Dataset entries
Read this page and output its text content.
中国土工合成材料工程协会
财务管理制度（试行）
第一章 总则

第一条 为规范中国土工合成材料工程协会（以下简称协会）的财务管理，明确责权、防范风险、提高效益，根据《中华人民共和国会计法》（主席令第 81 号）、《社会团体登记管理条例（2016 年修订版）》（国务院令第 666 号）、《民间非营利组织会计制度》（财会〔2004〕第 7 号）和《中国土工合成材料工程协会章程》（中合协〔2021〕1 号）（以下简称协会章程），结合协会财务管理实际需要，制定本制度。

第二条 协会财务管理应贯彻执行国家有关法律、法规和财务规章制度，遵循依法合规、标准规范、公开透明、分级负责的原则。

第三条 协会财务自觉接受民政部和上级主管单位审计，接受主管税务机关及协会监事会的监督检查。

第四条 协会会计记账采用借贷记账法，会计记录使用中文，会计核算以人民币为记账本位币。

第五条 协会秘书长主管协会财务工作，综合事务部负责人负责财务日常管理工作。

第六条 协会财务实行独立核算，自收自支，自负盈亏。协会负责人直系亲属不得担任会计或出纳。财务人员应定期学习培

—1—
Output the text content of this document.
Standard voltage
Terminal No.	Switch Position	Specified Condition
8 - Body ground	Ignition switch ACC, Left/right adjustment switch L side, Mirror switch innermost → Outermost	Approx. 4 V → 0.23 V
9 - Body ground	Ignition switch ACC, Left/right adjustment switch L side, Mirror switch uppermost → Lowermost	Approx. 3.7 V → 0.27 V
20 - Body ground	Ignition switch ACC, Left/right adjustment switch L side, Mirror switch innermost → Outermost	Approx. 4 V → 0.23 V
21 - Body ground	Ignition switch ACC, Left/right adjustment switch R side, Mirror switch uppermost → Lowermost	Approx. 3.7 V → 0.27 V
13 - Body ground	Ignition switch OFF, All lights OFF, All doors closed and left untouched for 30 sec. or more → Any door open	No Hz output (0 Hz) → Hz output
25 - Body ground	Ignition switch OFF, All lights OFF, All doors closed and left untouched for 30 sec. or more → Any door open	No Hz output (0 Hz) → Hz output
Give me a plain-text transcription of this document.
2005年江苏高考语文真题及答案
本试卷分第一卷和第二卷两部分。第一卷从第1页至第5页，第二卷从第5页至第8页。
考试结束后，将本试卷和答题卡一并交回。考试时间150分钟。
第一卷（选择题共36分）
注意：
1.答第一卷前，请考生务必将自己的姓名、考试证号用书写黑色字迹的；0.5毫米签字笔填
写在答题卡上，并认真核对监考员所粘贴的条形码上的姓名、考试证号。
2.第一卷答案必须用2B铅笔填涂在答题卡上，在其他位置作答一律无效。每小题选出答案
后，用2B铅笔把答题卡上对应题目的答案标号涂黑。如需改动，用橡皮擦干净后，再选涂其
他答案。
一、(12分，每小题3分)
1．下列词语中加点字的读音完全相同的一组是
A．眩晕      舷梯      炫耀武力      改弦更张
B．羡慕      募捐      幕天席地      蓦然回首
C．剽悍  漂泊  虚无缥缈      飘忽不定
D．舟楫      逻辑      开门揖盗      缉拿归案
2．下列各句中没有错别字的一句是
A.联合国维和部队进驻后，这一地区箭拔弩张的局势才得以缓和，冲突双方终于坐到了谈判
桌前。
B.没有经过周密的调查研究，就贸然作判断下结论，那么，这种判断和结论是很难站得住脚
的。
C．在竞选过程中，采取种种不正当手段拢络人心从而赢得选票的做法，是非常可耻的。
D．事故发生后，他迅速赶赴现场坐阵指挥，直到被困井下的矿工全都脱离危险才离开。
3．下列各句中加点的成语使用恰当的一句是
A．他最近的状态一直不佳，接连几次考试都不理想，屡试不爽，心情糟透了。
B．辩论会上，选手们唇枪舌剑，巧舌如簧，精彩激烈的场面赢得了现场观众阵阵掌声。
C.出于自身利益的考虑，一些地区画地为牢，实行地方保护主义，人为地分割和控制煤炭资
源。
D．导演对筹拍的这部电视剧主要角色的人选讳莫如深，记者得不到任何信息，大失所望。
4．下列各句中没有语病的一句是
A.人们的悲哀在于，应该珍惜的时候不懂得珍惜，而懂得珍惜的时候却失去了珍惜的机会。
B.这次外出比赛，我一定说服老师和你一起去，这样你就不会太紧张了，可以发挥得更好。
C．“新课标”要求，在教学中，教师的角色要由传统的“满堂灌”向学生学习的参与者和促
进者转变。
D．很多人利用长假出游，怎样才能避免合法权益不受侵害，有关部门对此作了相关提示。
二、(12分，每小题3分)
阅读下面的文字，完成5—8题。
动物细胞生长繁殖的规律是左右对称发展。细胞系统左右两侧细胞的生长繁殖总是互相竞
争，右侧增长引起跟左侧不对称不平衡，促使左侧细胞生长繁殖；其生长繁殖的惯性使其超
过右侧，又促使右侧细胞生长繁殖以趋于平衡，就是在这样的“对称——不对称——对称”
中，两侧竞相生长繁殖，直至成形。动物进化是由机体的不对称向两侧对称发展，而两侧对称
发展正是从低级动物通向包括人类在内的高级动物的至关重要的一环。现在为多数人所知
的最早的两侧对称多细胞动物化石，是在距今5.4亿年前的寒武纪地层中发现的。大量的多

§ **Description of the task**
Repeat the entries above exactly, leaving nothing out.

§ **Result below**
Read this page and output its text content.
中国土工合成材料工程协会
财务管理制度（试行）
第一章 总则

第一条 为规范中国土工合成材料工程协会（以下简称协会）的财务管理，明确责权、防范风险、提高效益，根据《中华人民共和国会计法》（主席令第 81 号）、《社会团体登记管理条例（2016 年修订版）》（国务院令第 666 号）、《民间非营利组织会计制度》（财会〔2004〕第 7 号）和《中国土工合成材料工程协会章程》（中合协〔2021〕1 号）（以下简称协会章程），结合协会财务管理实际需要，制定本制度。

第二条 协会财务管理应贯彻执行国家有关法律、法规和财务规章制度，遵循依法合规、标准规范、公开透明、分级负责的原则。

第三条 协会财务自觉接受民政部和上级主管单位审计，接受主管税务机关及协会监事会的监督检查。

第四条 协会会计记账采用借贷记账法，会计记录使用中文，会计核算以人民币为记账本位币。

第五条 协会秘书长主管协会财务工作，综合事务部负责人负责财务日常管理工作。

第六条 协会财务实行独立核算，自收自支，自负盈亏。协会负责人直系亲属不得担任会计或出纳。财务人员应定期学习培

—1—
Output the text content of this document.
Standard voltage
Terminal No.	Switch Position	Specified Condition
8 - Body ground	Ignition switch ACC, Left/right adjustment switch L side, Mirror switch innermost → Outermost	Approx. 4 V → 0.23 V
9 - Body ground	Ignition switch ACC, Left/right adjustment switch L side, Mirror switch uppermost → Lowermost	Approx. 3.7 V → 0.27 V
20 - Body ground	Ignition switch ACC, Left/right adjustment switch L side, Mirror switch innermost → Outermost	Approx. 4 V → 0.23 V
21 - Body ground	Ignition switch ACC, Left/right adjustment switch R side, Mirror switch uppermost → Lowermost	Approx. 3.7 V → 0.27 V
13 - Body ground	Ignition switch OFF, All lights OFF, All doors closed and left untouched for 30 sec. or more → Any door open	No Hz output (0 Hz) → Hz output
25 - Body ground	Ignition switch OFF, All lights OFF, All doors closed and left untouched for 30 sec. or more → Any door open	No Hz output (0 Hz) → Hz output
Give me a plain-text transcription of this document.
2005年江苏高考语文真题及答案
本试卷分第一卷和第二卷两部分。第一卷从第1页至第5页，第二卷从第5页至第8页。
考试结束后，将本试卷和答题卡一并交回。考试时间150分钟。
第一卷（选择题共36分）
注意：
1.答第一卷前，请考生务必将自己的姓名、考试证号用书写黑色字迹的；0.5毫米签字笔填
写在答题卡上，并认真核对监考员所粘贴的条形码上的姓名、考试证号。
2.第一卷答案必须用2B铅笔填涂在答题卡上，在其他位置作答一律无效。每小题选出答案
后，用2B铅笔把答题卡上对应题目的答案标号涂黑。如需改动，用橡皮擦干净后，再选涂其
他答案。
一、(12分，每小题3分)
1．下列词语中加点字的读音完全相同的一组是
A．眩晕      舷梯      炫耀武力      改弦更张
B．羡慕      募捐      幕天席地      蓦然回首
C．剽悍  漂泊  虚无缥缈      飘忽不定
D．舟楫      逻辑      开门揖盗      缉拿归案
2．下列各句中没有错别字的一句是
A.联合国维和部队进驻后，这一地区箭拔弩张的局势才得以缓和，冲突双方终于坐到了谈判
桌前。
B.没有经过周密的调查研究，就贸然作判断下结论，那么，这种判断和结论是很难站得住脚
的。
C．在竞选过程中，采取种种不正当手段拢络人心从而赢得选票的做法，是非常可耻的。
D．事故发生后，他迅速赶赴现场坐阵指挥，直到被困井下的矿工全都脱离危险才离开。
3．下列各句中加点的成语使用恰当的一句是
A．他最近的状态一直不佳，接连几次考试都不理想，屡试不爽，心情糟透了。
B．辩论会上，选手们唇枪舌剑，巧舌如簧，精彩激烈的场面赢得了现场观众阵阵掌声。
C.出于自身利益的考虑，一些地区画地为牢，实行地方保护主义，人为地分割和控制煤炭资
源。
D．导演对筹拍的这部电视剧主要角色的人选讳莫如深，记者得不到任何信息，大失所望。
4．下列各句中没有语病的一句是
A.人们的悲哀在于，应该珍惜的时候不懂得珍惜，而懂得珍惜的时候却失去了珍惜的机会。
B.这次外出比赛，我一定说服老师和你一起去，这样你就不会太紧张了，可以发挥得更好。
C．“新课标”要求，在教学中，教师的角色要由传统的“满堂灌”向学生学习的参与者和促
进者转变。
D．很多人利用长假出游，怎样才能避免合法权益不受侵害，有关部门对此作了相关提示。
二、(12分，每小题3分)
阅读下面的文字，完成5—8题。
动物细胞生长繁殖的规律是左右对称发展。细胞系统左右两侧细胞的生长繁殖总是互相竞
争，右侧增长引起跟左侧不对称不平衡，促使左侧细胞生长繁殖；其生长繁殖的惯性使其超
过右侧，又促使右侧细胞生长繁殖以趋于平衡，就是在这样的“对称——不对称——对称”
中，两侧竞相生长繁殖，直至成形。动物进化是由机体的不对称向两侧对称发展，而两侧对称
发展正是从低级动物通向包括人类在内的高级动物的至关重要的一环。现在为多数人所知
的最早的两侧对称多细胞动物化石，是在距今5.4亿年前的寒武纪地层中发现的。大量的多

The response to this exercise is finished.